** BEGIN DATASET RECORDS **
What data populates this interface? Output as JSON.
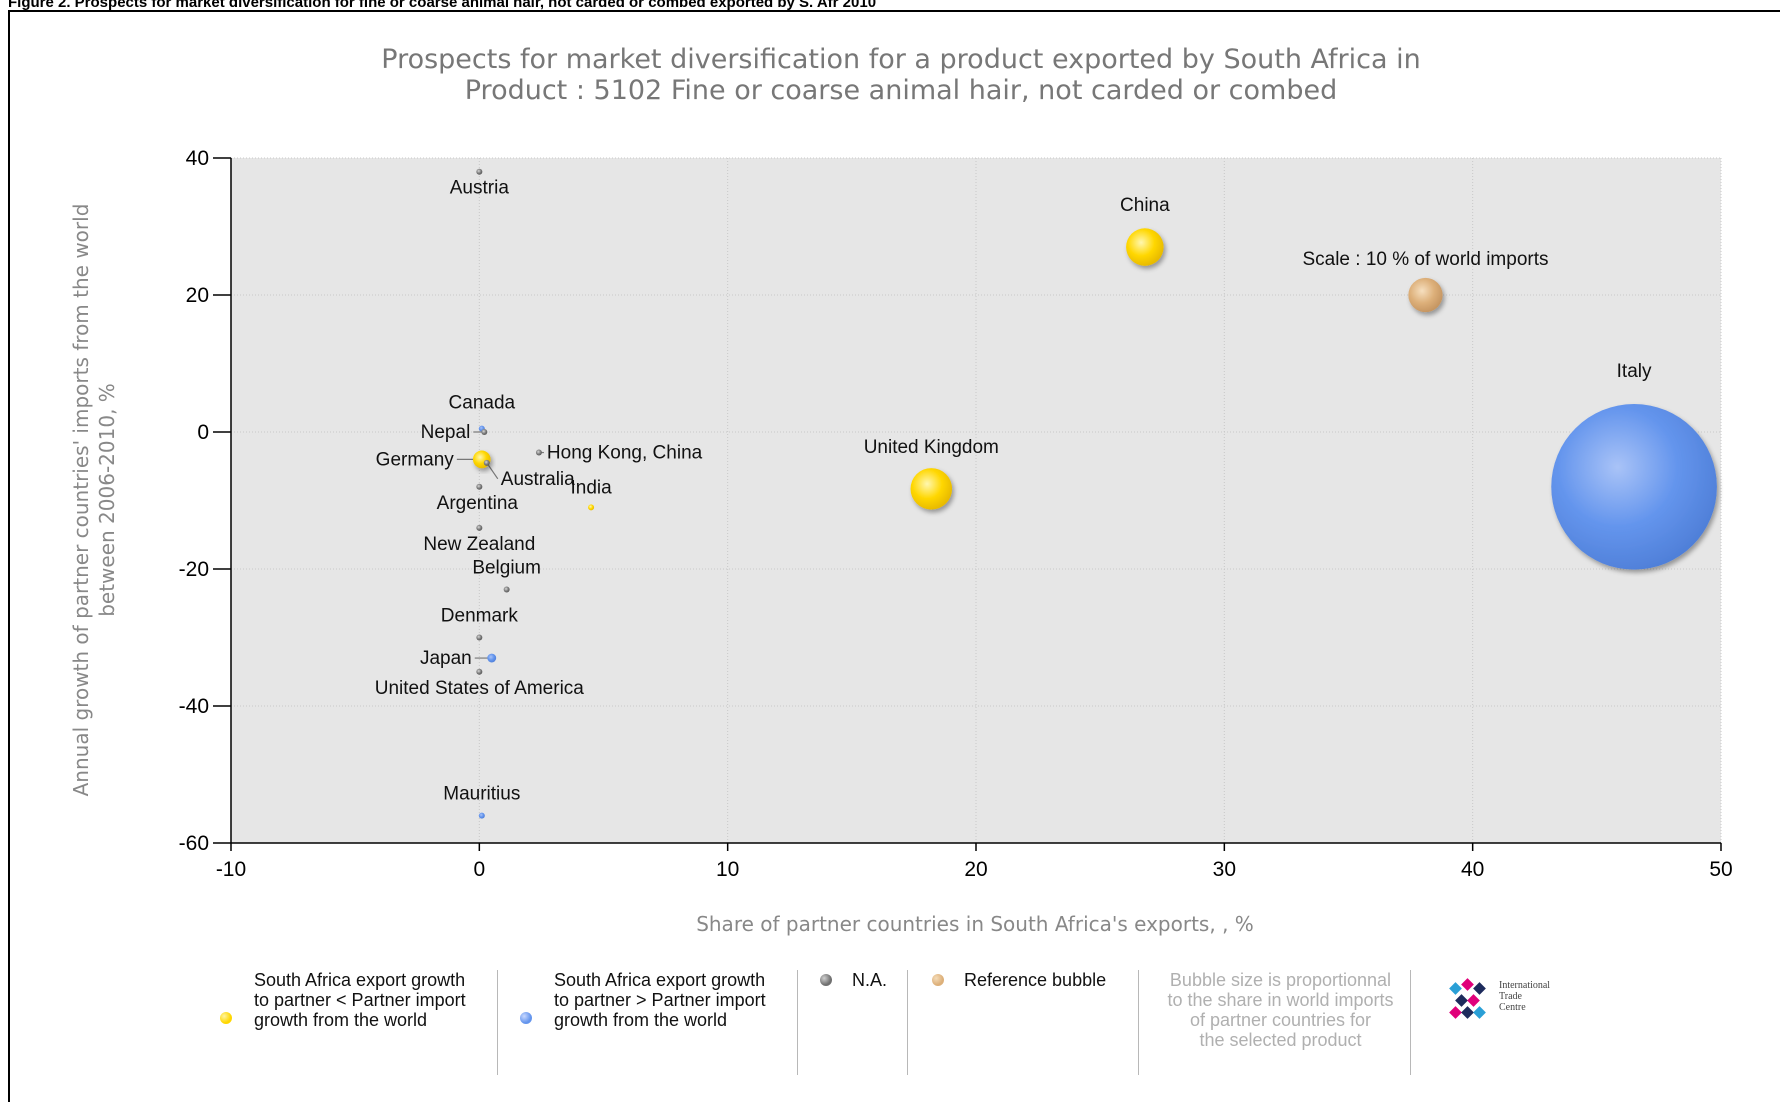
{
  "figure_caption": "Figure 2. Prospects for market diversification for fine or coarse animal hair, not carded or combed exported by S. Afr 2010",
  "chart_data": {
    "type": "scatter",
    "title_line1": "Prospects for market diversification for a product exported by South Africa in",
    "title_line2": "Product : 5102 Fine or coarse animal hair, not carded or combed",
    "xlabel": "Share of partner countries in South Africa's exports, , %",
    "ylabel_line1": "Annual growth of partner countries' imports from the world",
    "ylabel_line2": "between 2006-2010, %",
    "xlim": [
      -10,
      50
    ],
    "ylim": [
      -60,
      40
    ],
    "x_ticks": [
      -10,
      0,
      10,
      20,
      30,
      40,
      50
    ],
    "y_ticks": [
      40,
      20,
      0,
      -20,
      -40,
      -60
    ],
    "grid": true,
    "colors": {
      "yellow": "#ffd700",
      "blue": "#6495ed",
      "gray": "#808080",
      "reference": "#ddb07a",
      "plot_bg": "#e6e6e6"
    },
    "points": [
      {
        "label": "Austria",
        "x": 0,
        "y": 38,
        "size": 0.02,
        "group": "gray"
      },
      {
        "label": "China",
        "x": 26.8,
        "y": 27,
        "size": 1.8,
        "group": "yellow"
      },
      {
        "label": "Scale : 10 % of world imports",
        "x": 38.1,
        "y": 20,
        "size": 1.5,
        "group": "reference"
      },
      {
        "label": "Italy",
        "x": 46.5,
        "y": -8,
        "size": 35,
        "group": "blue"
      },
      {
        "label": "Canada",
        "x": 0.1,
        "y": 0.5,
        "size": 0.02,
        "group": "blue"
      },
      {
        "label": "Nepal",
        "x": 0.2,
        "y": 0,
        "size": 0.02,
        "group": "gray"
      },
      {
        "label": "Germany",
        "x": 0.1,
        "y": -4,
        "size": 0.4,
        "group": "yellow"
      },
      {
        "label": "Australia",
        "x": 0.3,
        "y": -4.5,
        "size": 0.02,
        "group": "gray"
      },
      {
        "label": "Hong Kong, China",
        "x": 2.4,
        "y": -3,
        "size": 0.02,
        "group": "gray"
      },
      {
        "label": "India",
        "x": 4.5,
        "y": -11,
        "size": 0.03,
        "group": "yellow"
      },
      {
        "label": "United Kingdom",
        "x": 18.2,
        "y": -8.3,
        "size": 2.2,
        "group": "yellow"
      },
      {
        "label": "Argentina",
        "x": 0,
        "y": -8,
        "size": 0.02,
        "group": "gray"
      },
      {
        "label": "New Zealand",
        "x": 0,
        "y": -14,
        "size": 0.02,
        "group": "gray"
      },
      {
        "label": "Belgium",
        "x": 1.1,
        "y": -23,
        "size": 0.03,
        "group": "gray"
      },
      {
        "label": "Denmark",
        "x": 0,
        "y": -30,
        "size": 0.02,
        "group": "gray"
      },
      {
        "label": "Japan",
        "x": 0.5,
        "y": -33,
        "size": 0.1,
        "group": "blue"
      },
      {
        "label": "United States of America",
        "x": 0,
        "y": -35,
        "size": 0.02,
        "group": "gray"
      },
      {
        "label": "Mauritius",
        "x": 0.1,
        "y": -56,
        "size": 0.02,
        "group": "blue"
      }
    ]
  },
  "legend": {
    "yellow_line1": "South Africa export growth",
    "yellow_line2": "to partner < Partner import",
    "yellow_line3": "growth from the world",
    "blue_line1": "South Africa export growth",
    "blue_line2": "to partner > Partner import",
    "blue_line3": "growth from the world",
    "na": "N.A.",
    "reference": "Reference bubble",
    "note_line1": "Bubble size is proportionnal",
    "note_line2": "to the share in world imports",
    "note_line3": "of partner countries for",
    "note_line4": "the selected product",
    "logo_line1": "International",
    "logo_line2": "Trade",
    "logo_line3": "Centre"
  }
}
** END DATASET RECORDS **
EXERCISE BRIEF
Copy the entries above faithfully and omit every image.

WRITTEN RESPONSE
What data populates this interface? Output as JSON.
{
  "figure_caption": "Figure 2. Prospects for market diversification for fine or coarse animal hair, not carded or combed exported by S. Afr 2010",
  "chart_data": {
    "type": "scatter",
    "title_line1": "Prospects for market diversification for a product exported by South Africa in",
    "title_line2": "Product : 5102 Fine or coarse animal hair, not carded or combed",
    "xlabel": "Share of partner countries in South Africa's exports, , %",
    "ylabel_line1": "Annual growth of partner countries' imports from the world",
    "ylabel_line2": "between 2006-2010, %",
    "xlim": [
      -10,
      50
    ],
    "ylim": [
      -60,
      40
    ],
    "x_ticks": [
      -10,
      0,
      10,
      20,
      30,
      40,
      50
    ],
    "y_ticks": [
      40,
      20,
      0,
      -20,
      -40,
      -60
    ],
    "grid": true,
    "colors": {
      "yellow": "#ffd700",
      "blue": "#6495ed",
      "gray": "#808080",
      "reference": "#ddb07a",
      "plot_bg": "#e6e6e6"
    },
    "points": [
      {
        "label": "Austria",
        "x": 0,
        "y": 38,
        "size": 0.02,
        "group": "gray"
      },
      {
        "label": "China",
        "x": 26.8,
        "y": 27,
        "size": 1.8,
        "group": "yellow"
      },
      {
        "label": "Scale : 10 % of world imports",
        "x": 38.1,
        "y": 20,
        "size": 1.5,
        "group": "reference"
      },
      {
        "label": "Italy",
        "x": 46.5,
        "y": -8,
        "size": 35,
        "group": "blue"
      },
      {
        "label": "Canada",
        "x": 0.1,
        "y": 0.5,
        "size": 0.02,
        "group": "blue"
      },
      {
        "label": "Nepal",
        "x": 0.2,
        "y": 0,
        "size": 0.02,
        "group": "gray"
      },
      {
        "label": "Germany",
        "x": 0.1,
        "y": -4,
        "size": 0.4,
        "group": "yellow"
      },
      {
        "label": "Australia",
        "x": 0.3,
        "y": -4.5,
        "size": 0.02,
        "group": "gray"
      },
      {
        "label": "Hong Kong, China",
        "x": 2.4,
        "y": -3,
        "size": 0.02,
        "group": "gray"
      },
      {
        "label": "India",
        "x": 4.5,
        "y": -11,
        "size": 0.03,
        "group": "yellow"
      },
      {
        "label": "United Kingdom",
        "x": 18.2,
        "y": -8.3,
        "size": 2.2,
        "group": "yellow"
      },
      {
        "label": "Argentina",
        "x": 0,
        "y": -8,
        "size": 0.02,
        "group": "gray"
      },
      {
        "label": "New Zealand",
        "x": 0,
        "y": -14,
        "size": 0.02,
        "group": "gray"
      },
      {
        "label": "Belgium",
        "x": 1.1,
        "y": -23,
        "size": 0.03,
        "group": "gray"
      },
      {
        "label": "Denmark",
        "x": 0,
        "y": -30,
        "size": 0.02,
        "group": "gray"
      },
      {
        "label": "Japan",
        "x": 0.5,
        "y": -33,
        "size": 0.1,
        "group": "blue"
      },
      {
        "label": "United States of America",
        "x": 0,
        "y": -35,
        "size": 0.02,
        "group": "gray"
      },
      {
        "label": "Mauritius",
        "x": 0.1,
        "y": -56,
        "size": 0.02,
        "group": "blue"
      }
    ]
  },
  "legend": {
    "yellow_line1": "South Africa export growth",
    "yellow_line2": "to partner < Partner import",
    "yellow_line3": "growth from the world",
    "blue_line1": "South Africa export growth",
    "blue_line2": "to partner > Partner import",
    "blue_line3": "growth from the world",
    "na": "N.A.",
    "reference": "Reference bubble",
    "note_line1": "Bubble size is proportionnal",
    "note_line2": "to the share in world imports",
    "note_line3": "of partner countries for",
    "note_line4": "the selected product",
    "logo_line1": "International",
    "logo_line2": "Trade",
    "logo_line3": "Centre"
  }
}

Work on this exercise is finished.